= Aufgabe =
Gib die Zeilen ab der Zeile mit „x-tick-label: 2025 xyxy=(340,358,367,372)“ bis einschließlich der Zeile mit „bar xyxy=(435,217,456,350)“ als Markdown-Tabelle mit den Spalten „Nummer“ und „Zeile“ wieder. Leere Zeilen lässt du dabei weg.

Anmerkungen zu Seitenelementen:
+++

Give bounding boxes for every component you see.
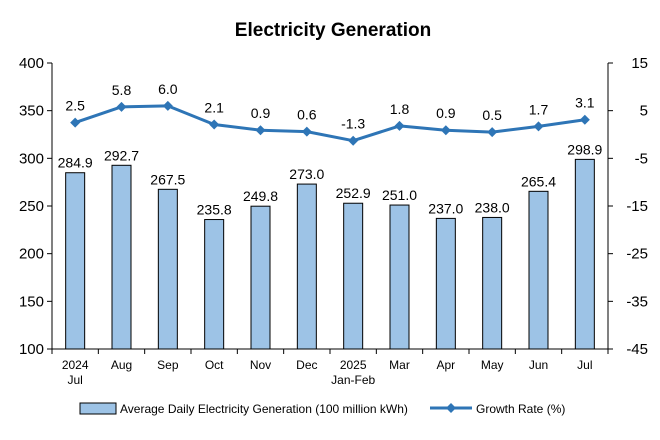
x-tick-label: 2025 xyxy=(340,358,367,372)
right-tick-label: -25 xyxy=(626,246,648,263)
line-value-label: 0.5 xyxy=(482,107,502,123)
x-tick-label: Jul xyxy=(67,373,82,387)
left-tick-label: 200 xyxy=(19,246,44,263)
line-point xyxy=(255,125,266,136)
bar-value-label: 284.9 xyxy=(58,155,93,171)
line-value-label: 6.0 xyxy=(158,81,178,97)
bar xyxy=(157,188,178,350)
bar xyxy=(435,217,456,350)
line-value-label: 3.1 xyxy=(575,95,595,111)
line-value-label: 2.1 xyxy=(204,99,224,115)
line-point xyxy=(301,126,312,137)
line-value-label: 0.9 xyxy=(251,105,271,121)
right-tick-label: -35 xyxy=(626,293,648,310)
bar-value-label: 238.0 xyxy=(475,199,510,215)
bar xyxy=(389,204,410,350)
bar-value-label: 265.4 xyxy=(521,173,556,189)
x-tick-label: Nov xyxy=(250,358,271,372)
bar-value-label: 252.9 xyxy=(336,185,371,201)
chart-title: Electricity Generation xyxy=(235,20,431,41)
line-point xyxy=(70,117,81,128)
x-tick-label: Oct xyxy=(205,358,224,372)
right-tick-label: 5 xyxy=(640,103,648,120)
line-point xyxy=(394,120,405,131)
line-value-label: 0.6 xyxy=(297,107,317,123)
left-tick-label: 100 xyxy=(19,341,44,358)
growth-line xyxy=(74,104,586,143)
legend-line-label: Growth Rate (%) xyxy=(476,402,565,416)
bar xyxy=(296,183,317,350)
left-tick-label: 300 xyxy=(19,150,44,167)
line-point xyxy=(209,119,220,130)
bar-value-label: 237.0 xyxy=(428,200,463,216)
bar-value-label: 292.7 xyxy=(104,147,139,163)
line-point xyxy=(533,121,544,132)
x-tick-label: Jan-Feb xyxy=(331,373,375,387)
line-point xyxy=(440,125,451,136)
right-tick-label: -15 xyxy=(626,198,648,215)
legend-bar-label: Average Daily Electricity Generation (10… xyxy=(120,402,408,416)
bar-value-label: 267.5 xyxy=(150,171,185,187)
left-tick-label: 250 xyxy=(19,198,44,215)
x-tick-label: 2024 xyxy=(62,358,89,372)
line-value-label: 1.8 xyxy=(390,101,410,117)
right-tick-label: 15 xyxy=(631,55,648,72)
bar xyxy=(574,158,595,350)
legend: Average Daily Electricity Generation (10… xyxy=(79,402,565,416)
bar-value-label: 235.8 xyxy=(197,202,232,218)
bar-value-label: 298.9 xyxy=(567,141,602,157)
bar-series xyxy=(65,158,595,350)
left-tick-label: 400 xyxy=(19,55,44,72)
bar-value-label: 251.0 xyxy=(382,187,417,203)
line-series xyxy=(70,100,590,146)
right-tick-label: -5 xyxy=(635,150,648,167)
line-point xyxy=(487,127,498,138)
bar xyxy=(528,190,549,350)
line-point xyxy=(162,100,173,111)
x-tick-label: Jun xyxy=(529,358,548,372)
line-value-label: 2.5 xyxy=(65,98,85,114)
bar-value-label: 249.8 xyxy=(243,188,278,204)
left-tick-label: 150 xyxy=(19,293,44,310)
line-value-label: 5.8 xyxy=(112,82,132,98)
x-tick-label: Aug xyxy=(111,358,132,372)
axes: 100 150 200 250 300 350 400 -45 -35 -25 -15 -5 5 15 20… xyxy=(19,55,648,387)
legend-line-marker xyxy=(446,403,456,413)
line-value-label: -1.3 xyxy=(341,116,365,132)
bar-value-label: 273.0 xyxy=(289,166,324,182)
bar xyxy=(65,172,86,350)
line-point xyxy=(348,135,359,146)
bar xyxy=(111,164,132,350)
bar xyxy=(250,205,271,350)
bar xyxy=(204,219,225,350)
line-point xyxy=(579,114,590,125)
line-value-label: 1.7 xyxy=(529,101,549,117)
x-tick-label: Mar xyxy=(389,358,410,372)
x-tick-label: Sep xyxy=(157,358,179,372)
bar xyxy=(482,216,503,350)
left-tick-label: 350 xyxy=(19,103,44,120)
data-labels: 284.9 292.7 267.5 235.8 249.8 273.0 252.9 251.0… xyxy=(58,81,603,218)
x-tick-label: Dec xyxy=(296,358,317,372)
right-tick-label: -45 xyxy=(626,341,648,358)
x-tick-label: Jul xyxy=(577,358,592,372)
line-value-label: 0.9 xyxy=(436,105,456,121)
x-tick-label: May xyxy=(481,358,504,372)
bar xyxy=(343,202,364,350)
x-tick-label: Apr xyxy=(436,358,455,372)
legend-bar-swatch xyxy=(79,402,117,415)
line-point xyxy=(116,101,127,112)
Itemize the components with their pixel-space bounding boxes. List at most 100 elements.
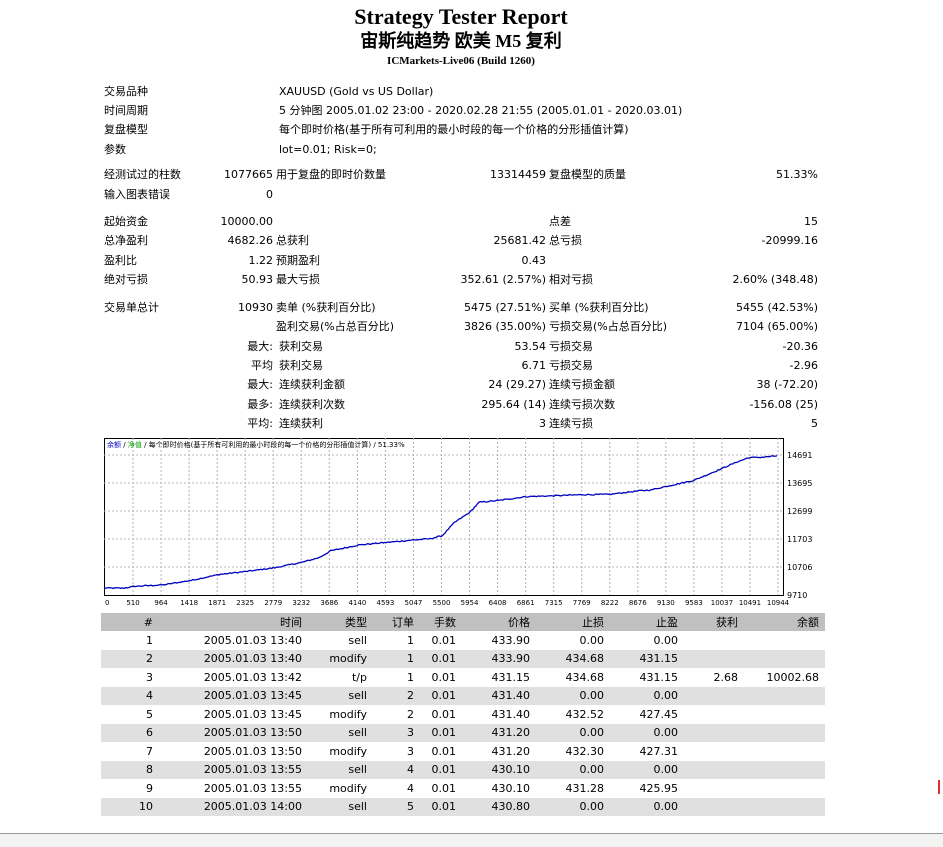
average-loss-value: -2.96 xyxy=(789,359,818,372)
table-header-row: # 时间 类型 订单 手数 价格 止损 止盈 获利 余额 xyxy=(101,613,825,631)
cell-profit xyxy=(684,779,744,798)
most-consecutive-loss-value: -156.08 (25) xyxy=(749,398,818,411)
cell-order: 1 xyxy=(373,649,420,668)
cell-tp: 0.00 xyxy=(610,723,684,742)
relative-drawdown-value: 2.60% (348.48) xyxy=(732,273,818,286)
cell-type: sell xyxy=(308,797,373,816)
cell-order: 5 xyxy=(373,797,420,816)
gross-profit-value: 25681.42 xyxy=(493,234,547,247)
most-consecutive-loss-label: 连续亏损次数 xyxy=(549,398,615,411)
spread-label: 点差 xyxy=(549,215,571,228)
cell-order: 4 xyxy=(407,781,414,795)
cell-sl: 0.00 xyxy=(536,797,610,816)
cell-num: 2 xyxy=(101,649,159,668)
model-value: 每个即时价格(基于所有可利用的最小时段的每一个价格的分形插值计算) xyxy=(279,123,629,136)
report-subtitle: 宙斯纯趋势 欧美 M5 复利 xyxy=(360,31,562,51)
cell-order: 4 xyxy=(373,760,420,779)
cell-price: 433.90 xyxy=(462,649,536,668)
y-tick-label: 9710 xyxy=(787,591,807,600)
average-consecutive-losses-label: 连续亏损 xyxy=(549,417,593,430)
cell-price: 430.10 xyxy=(462,760,536,779)
cell-tp: 431.15 xyxy=(610,649,684,668)
bars-value: 1077665 xyxy=(224,168,273,181)
cell-balance xyxy=(744,760,825,779)
x-tick-label: 4140 xyxy=(348,599,366,607)
cell-num: 5 xyxy=(146,707,153,721)
errors-value: 0 xyxy=(266,188,273,201)
cell-order: 3 xyxy=(373,723,420,742)
x-tick-label: 8676 xyxy=(629,599,647,607)
report-title: Strategy Tester Report xyxy=(354,4,568,29)
maximal-drawdown-value: 352.61 (2.57%) xyxy=(460,273,546,286)
max-consecutive-losses-label: 连续亏损金额 xyxy=(549,378,615,391)
total-trades-value: 10930 xyxy=(238,301,273,314)
cell-balance xyxy=(744,742,825,761)
cell-type: sell xyxy=(308,760,373,779)
x-tick-label: 1871 xyxy=(208,599,226,607)
cell-lots: 0.01 xyxy=(420,686,462,705)
largest-loss-value: -20.36 xyxy=(782,340,818,353)
largest-prefix: 最大: xyxy=(247,340,273,353)
x-tick-label: 7315 xyxy=(545,599,563,607)
cell-sl: 0.00 xyxy=(536,760,610,779)
col-header-profit: 获利 xyxy=(684,613,744,631)
col-header-lots: 手数 xyxy=(420,613,462,631)
cell-profit xyxy=(684,686,744,705)
largest-loss-label: 亏损交易 xyxy=(549,340,593,353)
relative-drawdown-label: 相对亏损 xyxy=(549,273,593,286)
cell-balance xyxy=(744,631,825,650)
x-tick-label: 1418 xyxy=(180,599,198,607)
total-trades-label: 交易单总计 xyxy=(104,301,159,314)
cell-num: 1 xyxy=(146,633,153,647)
bottom-divider xyxy=(0,833,943,834)
cell-tp: 0.00 xyxy=(653,633,679,647)
cell-price: 430.80 xyxy=(462,797,536,816)
cell-num: 6 xyxy=(101,723,159,742)
cell-sl: 0.00 xyxy=(579,633,605,647)
bars-label: 经测试过的柱数 xyxy=(104,168,181,181)
cell-time: 2005.01.03 13:55 xyxy=(159,760,308,779)
cell-lots: 0.01 xyxy=(420,760,462,779)
col-header-price: 价格 xyxy=(462,613,536,631)
cell-type: t/p xyxy=(351,670,367,684)
largest-profit-value: 53.54 xyxy=(514,340,547,353)
y-tick-label: 11703 xyxy=(787,535,812,544)
balance-series-line xyxy=(104,455,778,590)
short-positions-value: 5475 (27.51%) xyxy=(463,301,546,314)
gross-loss-label: 总亏损 xyxy=(549,234,582,247)
average-loss-label: 亏损交易 xyxy=(549,359,593,372)
quality-label: 复盘模型的质量 xyxy=(549,168,626,181)
cell-profit xyxy=(684,797,744,816)
cell-price: 431.20 xyxy=(462,723,536,742)
table-row: 3 2005.01.03 13:42 t/p 1 0.01 431.15 434.68 431… xyxy=(101,668,825,687)
cell-balance: 10002.68 xyxy=(766,670,820,684)
x-tick-label: 5047 xyxy=(405,599,423,607)
short-positions-label: 卖单 (%获利百分比) xyxy=(276,301,376,314)
cell-time: 2005.01.03 13:40 xyxy=(203,633,302,647)
y-tick-label: 14691 xyxy=(787,451,812,460)
table-row: 2 2005.01.03 13:40 modify 1 0.01 433.90 434.68… xyxy=(101,649,825,668)
profit-factor-label: 盈利比 xyxy=(104,254,137,267)
table-row: 1 2005.01.03 13:40 sell 1 0.01 433.90 0.00 0.00 xyxy=(101,631,825,650)
symbol-label: 交易品种 xyxy=(104,85,148,98)
x-tick-label: 3686 xyxy=(320,599,338,607)
expected-payoff-label: 预期盈利 xyxy=(276,254,320,267)
quality-value: 51.33% xyxy=(776,168,818,181)
average-profit-label: 获利交易 xyxy=(279,359,323,372)
cell-sl: 434.68 xyxy=(565,670,605,684)
params-label: 参数 xyxy=(104,143,126,156)
cell-time: 2005.01.03 13:40 xyxy=(159,649,308,668)
loss-trades-label: 亏损交易(%占总百分比) xyxy=(549,320,668,333)
cell-tp: 425.95 xyxy=(639,781,679,795)
deposit-value: 10000.00 xyxy=(220,215,274,228)
average-consecutive-losses-value: 5 xyxy=(811,417,818,430)
table-row: 7 2005.01.03 13:50 modify 3 0.01 431.20 432.30… xyxy=(101,742,825,761)
x-tick-label: 5500 xyxy=(433,599,451,607)
cell-num: 4 xyxy=(101,686,159,705)
chart-plot-frame xyxy=(104,438,784,596)
x-tick-label: 10037 xyxy=(711,599,733,607)
cell-order: 1 xyxy=(407,670,414,684)
cell-tp: 431.15 xyxy=(639,670,679,684)
cell-profit xyxy=(684,760,744,779)
y-tick-label: 13695 xyxy=(787,479,812,488)
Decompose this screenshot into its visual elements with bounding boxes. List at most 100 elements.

+++

= Antwort =
| Nummer | Zeile |
|---|---|
| 1 | x-tick-label: 2025 xyxy=(340,358,367,372) |
| 2 | right-tick-label: -25 xyxy=(626,246,648,263) |
| 3 | line-value-label: 0.5 xyxy=(482,107,502,123) |
| 4 | x-tick-label: Jul xyxy=(67,373,82,387) |
| 5 | left-tick-label: 200 xyxy=(19,246,44,263) |
| 6 | line-point xyxy=(255,125,266,136) |
| 7 | bar-value-label: 284.9 xyxy=(58,155,93,171) |
| 8 | line-value-label: 6.0 xyxy=(158,81,178,97) |
| 9 | bar xyxy=(157,188,178,350) |
| 10 | bar xyxy=(435,217,456,350) |